:: TO DO ::
Count every line that holds the string "Саяка", then give that number alone.

..........

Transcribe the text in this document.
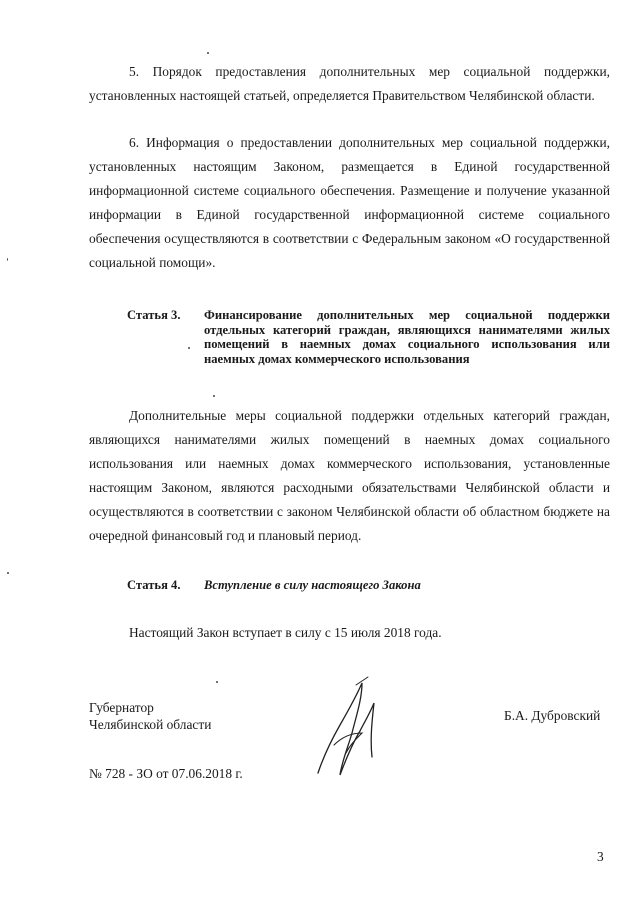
5. Порядок предоставления дополнительных мер социальной поддержки, установленных настоящей статьей, определяется Правительством Челябинской области.

6. Информация о предоставлении дополнительных мер социальной поддержки, установленных настоящим Законом, размещается в Единой государственной информационной системе социального обеспечения. Размещение и получение указанной информации в Единой государственной информационной системе социального обеспечения осуществляются в соответствии с Федеральным законом «О государственной социальной помощи».

Статья 3. Финансирование дополнительных мер социальной поддержки отдельных категорий граждан, являющихся нанимателями жилых помещений в наемных домах социального использования или наемных домах коммерческого использования

Дополнительные меры социальной поддержки отдельных категорий граждан, являющихся нанимателями жилых помещений в наемных домах социального использования или наемных домах коммерческого использования, установленные настоящим Законом, являются расходными обязательствами Челябинской области и осуществляются в соответствии с законом Челябинской области об областном бюджете на очередной финансовый год и плановый период.

Статья 4. Вступление в силу настоящего Закона

Настоящий Закон вступает в силу с 15 июля 2018 года.

Губернатор
Челябинской области
Б.А. Дубровский
№ 728 - ЗО от 07.06.2018 г.
3
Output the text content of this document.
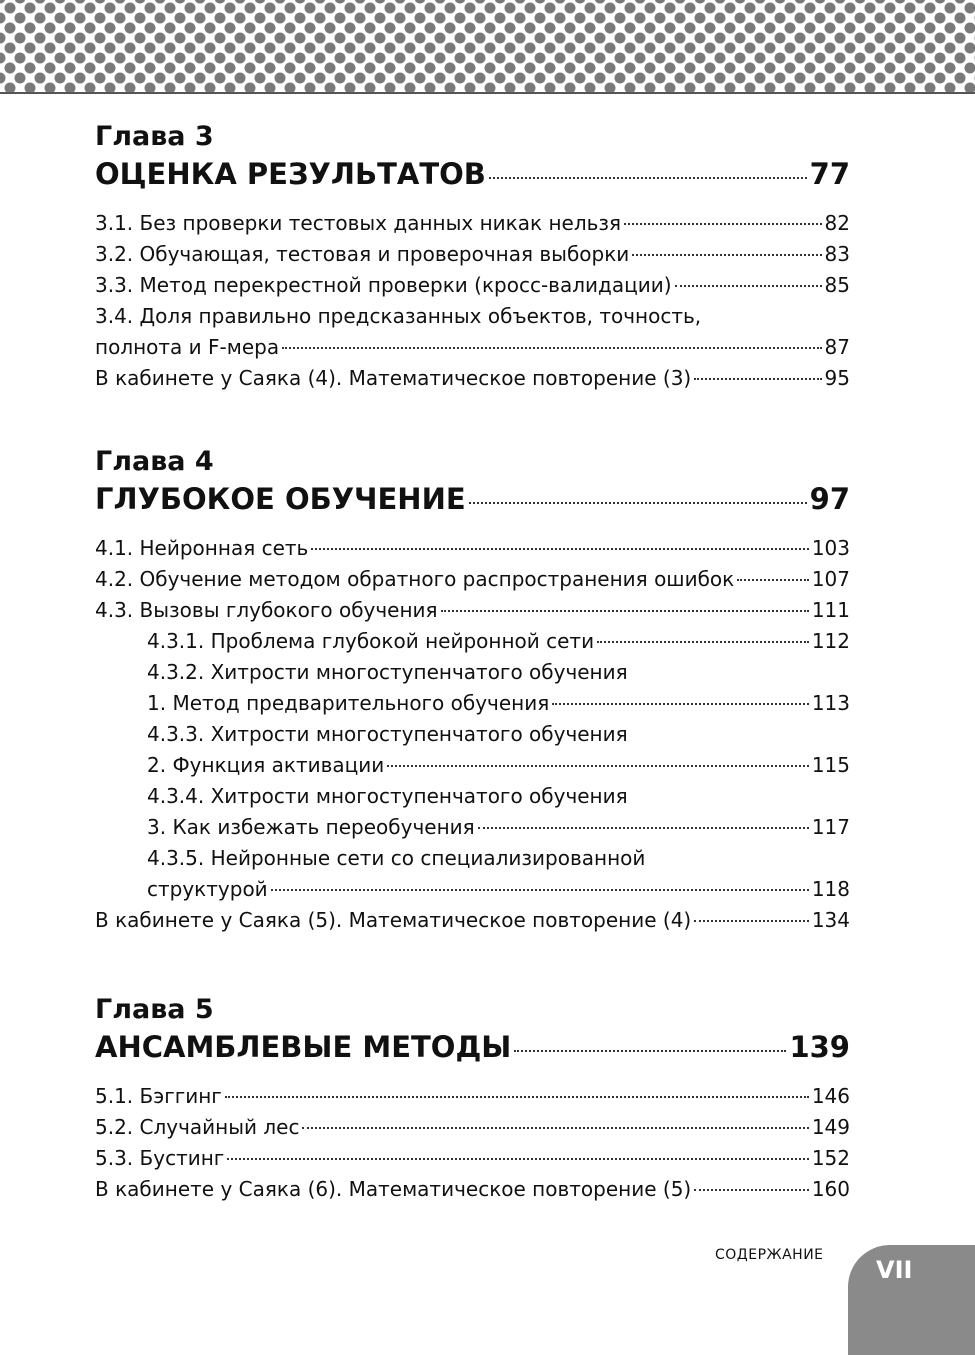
Глава 3
ОЦЕНКА РЕЗУЛЬТАТОВ	77
3.1. Без проверки тестовых данных никак нельзя	82
3.2. Обучающая, тестовая и проверочная выборки	83
3.3. Метод перекрестной проверки (кросс-валидации)	85
3.4. Доля правильно предсказанных объектов, точность,
полнота и F-мера	87
В кабинете у Саяка (4). Математическое повторение (3)	95
Глава 4
ГЛУБОКОЕ ОБУЧЕНИЕ	97
4.1. Нейронная сеть	103
4.2. Обучение методом обратного распространения ошибок	107
4.3. Вызовы глубокого обучения	111
4.3.1. Проблема глубокой нейронной сети	112
4.3.2. Хитрости многоступенчатого обучения
1. Метод предварительного обучения	113
4.3.3. Хитрости многоступенчатого обучения
2. Функция активации	115
4.3.4. Хитрости многоступенчатого обучения
3. Как избежать переобучения	117
4.3.5. Нейронные сети со специализированной
структурой	118
В кабинете у Саяка (5). Математическое повторение (4)	134
Глава 5
АНСАМБЛЕВЫЕ МЕТОДЫ	139
5.1. Бэггинг	146
5.2. Случайный лес	149
5.3. Бустинг	152
В кабинете у Саяка (6). Математическое повторение (5)	160
СОДЕРЖАНИЕ
VII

..........

:: CORRECT RESPONSE ::
3